What to produce
Return the full listing exactly as it is written.

--- BEGIN Supplied material ---

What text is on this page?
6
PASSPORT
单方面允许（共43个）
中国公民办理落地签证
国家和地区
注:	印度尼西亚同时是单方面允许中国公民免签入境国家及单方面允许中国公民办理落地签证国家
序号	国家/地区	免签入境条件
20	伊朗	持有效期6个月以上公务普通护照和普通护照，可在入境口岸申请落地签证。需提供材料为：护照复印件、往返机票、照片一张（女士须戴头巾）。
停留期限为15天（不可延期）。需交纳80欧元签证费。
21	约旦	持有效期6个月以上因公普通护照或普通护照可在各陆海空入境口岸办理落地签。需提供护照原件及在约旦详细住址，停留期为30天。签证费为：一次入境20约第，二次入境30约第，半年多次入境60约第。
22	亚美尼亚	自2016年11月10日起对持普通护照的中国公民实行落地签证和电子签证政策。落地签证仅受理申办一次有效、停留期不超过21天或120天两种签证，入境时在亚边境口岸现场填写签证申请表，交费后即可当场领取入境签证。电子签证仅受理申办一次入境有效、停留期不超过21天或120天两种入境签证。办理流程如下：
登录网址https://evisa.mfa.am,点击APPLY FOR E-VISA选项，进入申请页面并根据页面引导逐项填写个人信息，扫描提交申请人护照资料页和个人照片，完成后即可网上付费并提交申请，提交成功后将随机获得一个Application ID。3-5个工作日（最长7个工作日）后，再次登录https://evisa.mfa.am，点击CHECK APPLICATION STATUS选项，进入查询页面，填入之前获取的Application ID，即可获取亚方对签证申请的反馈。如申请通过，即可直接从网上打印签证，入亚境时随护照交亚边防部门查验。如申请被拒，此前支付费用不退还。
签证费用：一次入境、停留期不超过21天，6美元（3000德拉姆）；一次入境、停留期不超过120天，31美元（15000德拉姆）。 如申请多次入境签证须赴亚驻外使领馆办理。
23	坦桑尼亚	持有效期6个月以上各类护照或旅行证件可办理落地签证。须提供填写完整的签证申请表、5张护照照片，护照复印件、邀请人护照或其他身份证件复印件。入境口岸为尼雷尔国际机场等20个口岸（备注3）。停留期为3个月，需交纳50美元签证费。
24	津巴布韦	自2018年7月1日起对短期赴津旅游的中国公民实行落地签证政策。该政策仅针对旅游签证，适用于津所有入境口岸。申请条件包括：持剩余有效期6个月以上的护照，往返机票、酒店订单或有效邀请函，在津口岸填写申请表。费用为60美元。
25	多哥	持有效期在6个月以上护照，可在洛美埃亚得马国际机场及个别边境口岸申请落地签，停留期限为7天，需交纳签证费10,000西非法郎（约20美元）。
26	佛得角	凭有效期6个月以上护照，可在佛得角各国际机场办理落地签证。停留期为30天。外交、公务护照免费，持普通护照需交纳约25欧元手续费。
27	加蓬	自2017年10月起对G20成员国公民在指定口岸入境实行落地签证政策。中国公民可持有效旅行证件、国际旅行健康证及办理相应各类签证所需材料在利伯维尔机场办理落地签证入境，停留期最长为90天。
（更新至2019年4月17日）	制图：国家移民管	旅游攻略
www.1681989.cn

--- END Supplied material ---

Right answer
What text is on this page?
6
PASSPORT
单方面允许（共43个）
中国公民办理落地签证
国家和地区
注:	印度尼西亚同时是单方面允许中国公民免签入境国家及单方面允许中国公民办理落地签证国家
序号	国家/地区	免签入境条件
20	伊朗	持有效期6个月以上公务普通护照和普通护照，可在入境口岸申请落地签证。需提供材料为：护照复印件、往返机票、照片一张（女士须戴头巾）。
停留期限为15天（不可延期）。需交纳80欧元签证费。
21	约旦	持有效期6个月以上因公普通护照或普通护照可在各陆海空入境口岸办理落地签。需提供护照原件及在约旦详细住址，停留期为30天。签证费为：一次入境20约第，二次入境30约第，半年多次入境60约第。
22	亚美尼亚	自2016年11月10日起对持普通护照的中国公民实行落地签证和电子签证政策。落地签证仅受理申办一次有效、停留期不超过21天或120天两种签证，入境时在亚边境口岸现场填写签证申请表，交费后即可当场领取入境签证。电子签证仅受理申办一次入境有效、停留期不超过21天或120天两种入境签证。办理流程如下：
登录网址https://evisa.mfa.am,点击APPLY FOR E-VISA选项，进入申请页面并根据页面引导逐项填写个人信息，扫描提交申请人护照资料页和个人照片，完成后即可网上付费并提交申请，提交成功后将随机获得一个Application ID。3-5个工作日（最长7个工作日）后，再次登录https://evisa.mfa.am，点击CHECK APPLICATION STATUS选项，进入查询页面，填入之前获取的Application ID，即可获取亚方对签证申请的反馈。如申请通过，即可直接从网上打印签证，入亚境时随护照交亚边防部门查验。如申请被拒，此前支付费用不退还。
签证费用：一次入境、停留期不超过21天，6美元（3000德拉姆）；一次入境、停留期不超过120天，31美元（15000德拉姆）。 如申请多次入境签证须赴亚驻外使领馆办理。
23	坦桑尼亚	持有效期6个月以上各类护照或旅行证件可办理落地签证。须提供填写完整的签证申请表、5张护照照片，护照复印件、邀请人护照或其他身份证件复印件。入境口岸为尼雷尔国际机场等20个口岸（备注3）。停留期为3个月，需交纳50美元签证费。
24	津巴布韦	自2018年7月1日起对短期赴津旅游的中国公民实行落地签证政策。该政策仅针对旅游签证，适用于津所有入境口岸。申请条件包括：持剩余有效期6个月以上的护照，往返机票、酒店订单或有效邀请函，在津口岸填写申请表。费用为60美元。
25	多哥	持有效期在6个月以上护照，可在洛美埃亚得马国际机场及个别边境口岸申请落地签，停留期限为7天，需交纳签证费10,000西非法郎（约20美元）。
26	佛得角	凭有效期6个月以上护照，可在佛得角各国际机场办理落地签证。停留期为30天。外交、公务护照免费，持普通护照需交纳约25欧元手续费。
27	加蓬	自2017年10月起对G20成员国公民在指定口岸入境实行落地签证政策。中国公民可持有效旅行证件、国际旅行健康证及办理相应各类签证所需材料在利伯维尔机场办理落地签证入境，停留期最长为90天。
（更新至2019年4月17日）	制图：国家移民管	旅游攻略
www.1681989.cn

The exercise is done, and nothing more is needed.